* **What to work on**: Drop every picture, then transcribe the remaining data exactly.

(Dataset records on visual material)
# # # # #
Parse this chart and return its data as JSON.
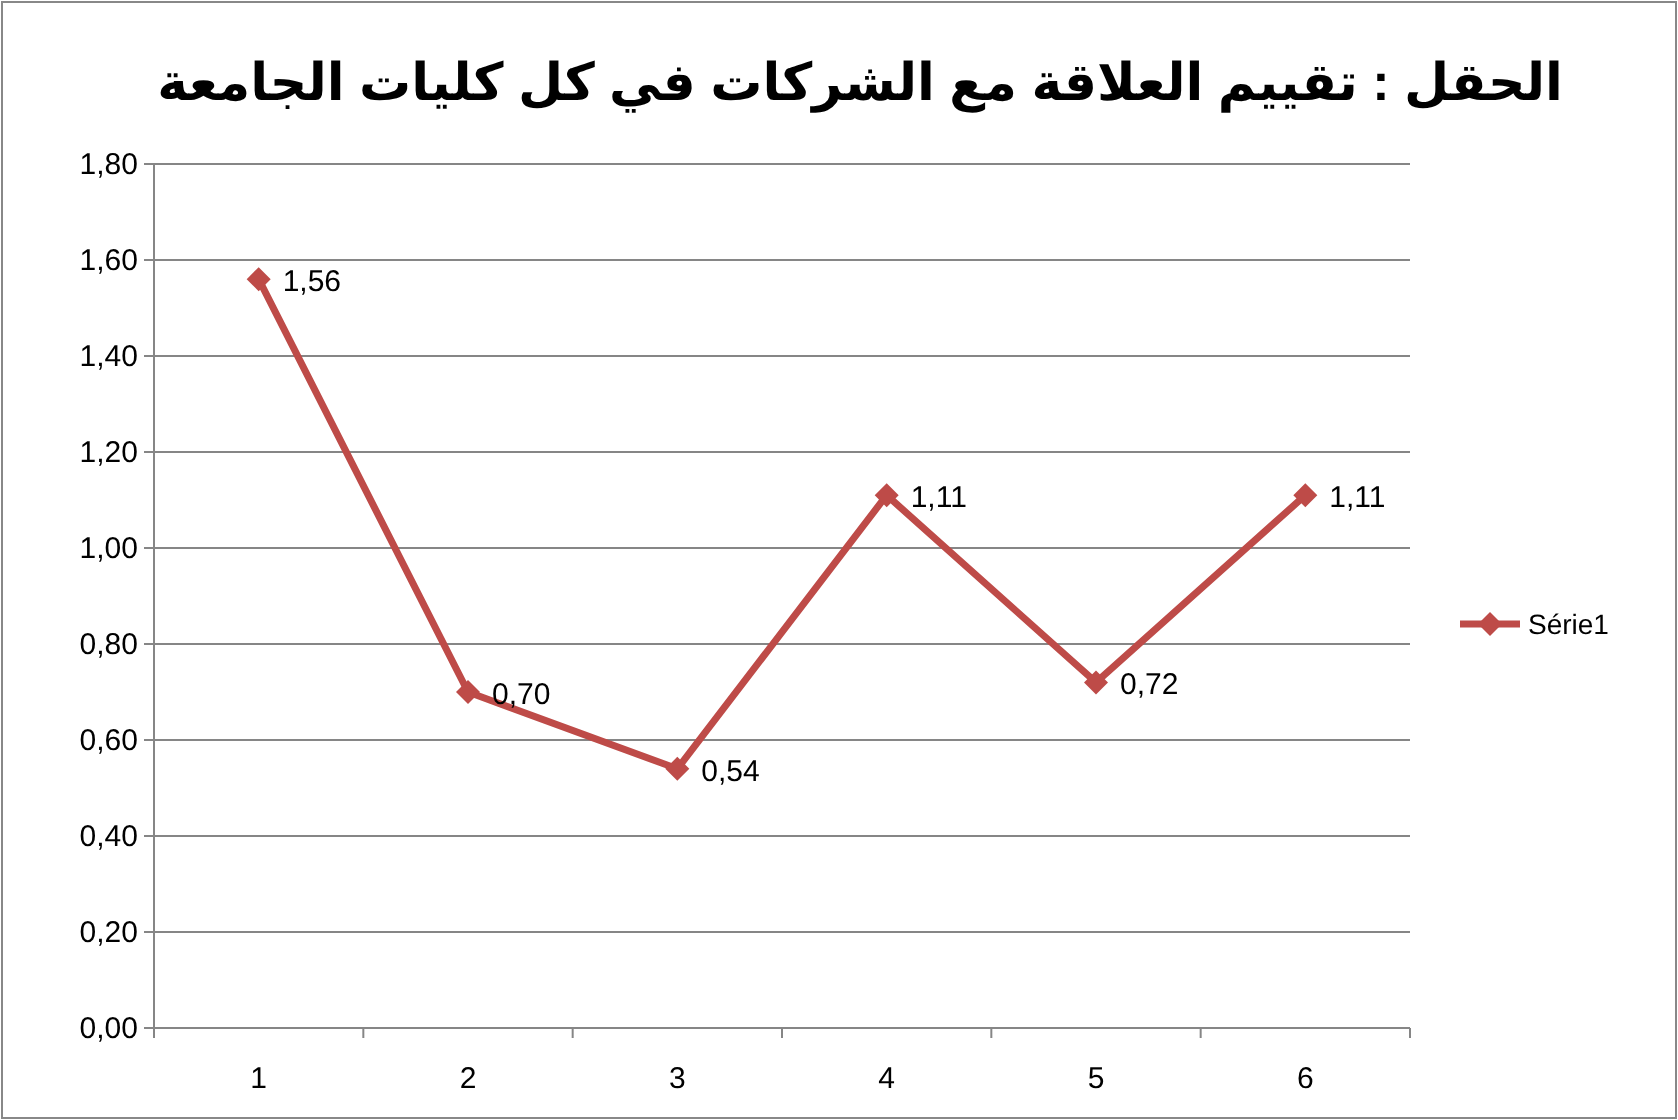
{
  "chart_data": {
    "type": "line",
    "title": "الحقل : تقييم العلاقة مع الشركات في كل كليات الجامعة",
    "categories": [
      "1",
      "2",
      "3",
      "4",
      "5",
      "6"
    ],
    "series": [
      {
        "name": "Série1",
        "color": "#be4b48",
        "values": [
          1.56,
          0.7,
          0.54,
          1.11,
          0.72,
          1.11
        ],
        "value_labels": [
          "1,56",
          "0,70",
          "0,54",
          "1,11",
          "0,72",
          "1,11"
        ]
      }
    ],
    "ylim": [
      0,
      1.8
    ],
    "yticks": [
      {
        "value": 0,
        "label": "0,00"
      },
      {
        "value": 0.2,
        "label": "0,20"
      },
      {
        "value": 0.4,
        "label": "0,40"
      },
      {
        "value": 0.6,
        "label": "0,60"
      },
      {
        "value": 0.8,
        "label": "0,80"
      },
      {
        "value": 1.0,
        "label": "1,00"
      },
      {
        "value": 1.2,
        "label": "1,20"
      },
      {
        "value": 1.4,
        "label": "1,40"
      },
      {
        "value": 1.6,
        "label": "1,60"
      },
      {
        "value": 1.8,
        "label": "1,80"
      }
    ],
    "grid": "y",
    "legend": "right",
    "marker": "diamond",
    "line_style": "solid"
  }
}
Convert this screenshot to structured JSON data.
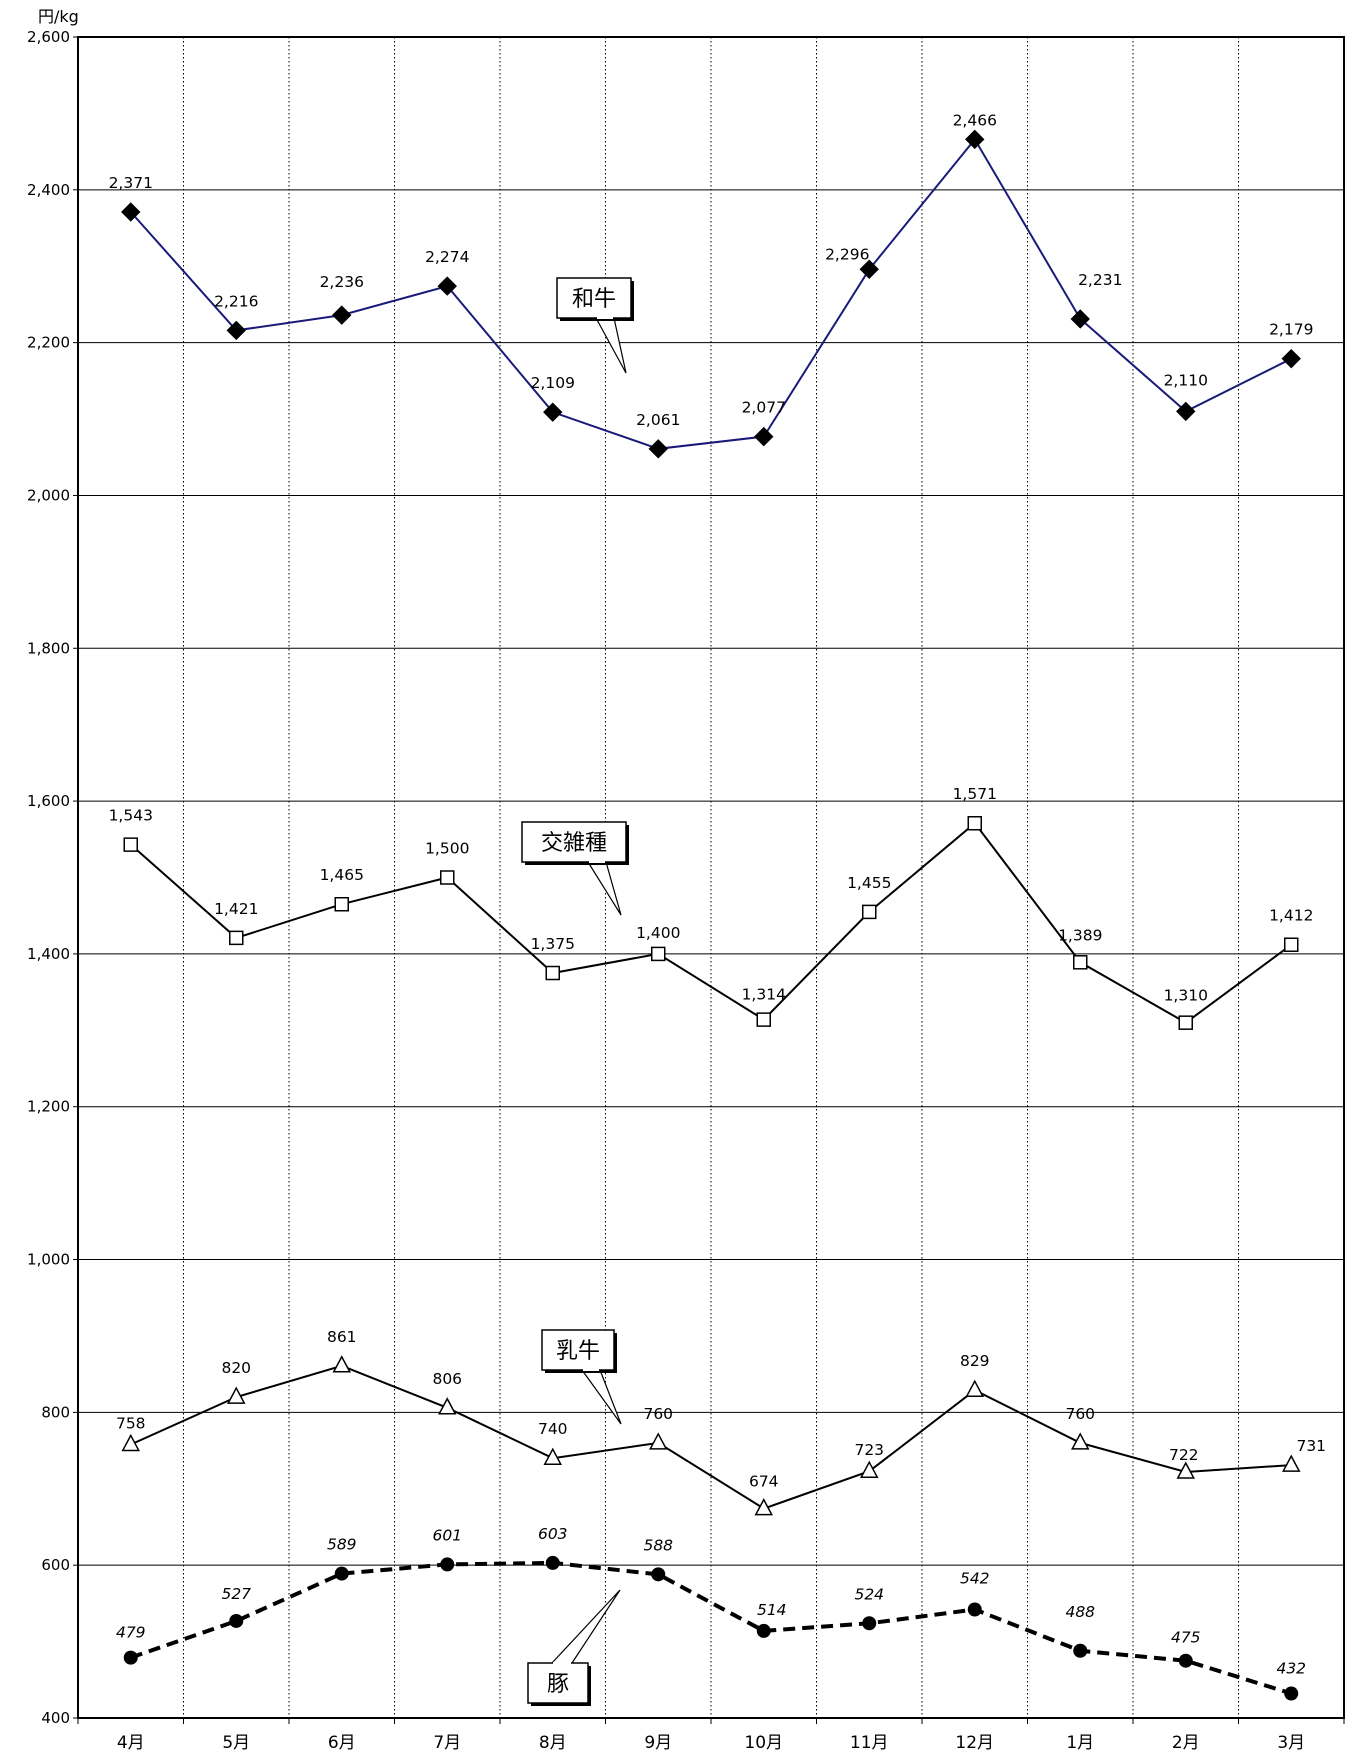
# # # # #
* **The answer**:
Parse this chart and return its data as JSON.
{
  "chart_data": {
    "type": "line",
    "title": "الحقل : تقييم العلاقة مع الشركات في كل كليات الجامعة",
    "categories": [
      "1",
      "2",
      "3",
      "4",
      "5",
      "6"
    ],
    "series": [
      {
        "name": "Série1",
        "color": "#be4b48",
        "values": [
          1.56,
          0.7,
          0.54,
          1.11,
          0.72,
          1.11
        ],
        "value_labels": [
          "1,56",
          "0,70",
          "0,54",
          "1,11",
          "0,72",
          "1,11"
        ]
      }
    ],
    "ylim": [
      0,
      1.8
    ],
    "yticks": [
      {
        "value": 0,
        "label": "0,00"
      },
      {
        "value": 0.2,
        "label": "0,20"
      },
      {
        "value": 0.4,
        "label": "0,40"
      },
      {
        "value": 0.6,
        "label": "0,60"
      },
      {
        "value": 0.8,
        "label": "0,80"
      },
      {
        "value": 1.0,
        "label": "1,00"
      },
      {
        "value": 1.2,
        "label": "1,20"
      },
      {
        "value": 1.4,
        "label": "1,40"
      },
      {
        "value": 1.6,
        "label": "1,60"
      },
      {
        "value": 1.8,
        "label": "1,80"
      }
    ],
    "grid": "y",
    "legend": "right",
    "marker": "diamond",
    "line_style": "solid"
  }
}
Convert this screenshot to structured JSON data.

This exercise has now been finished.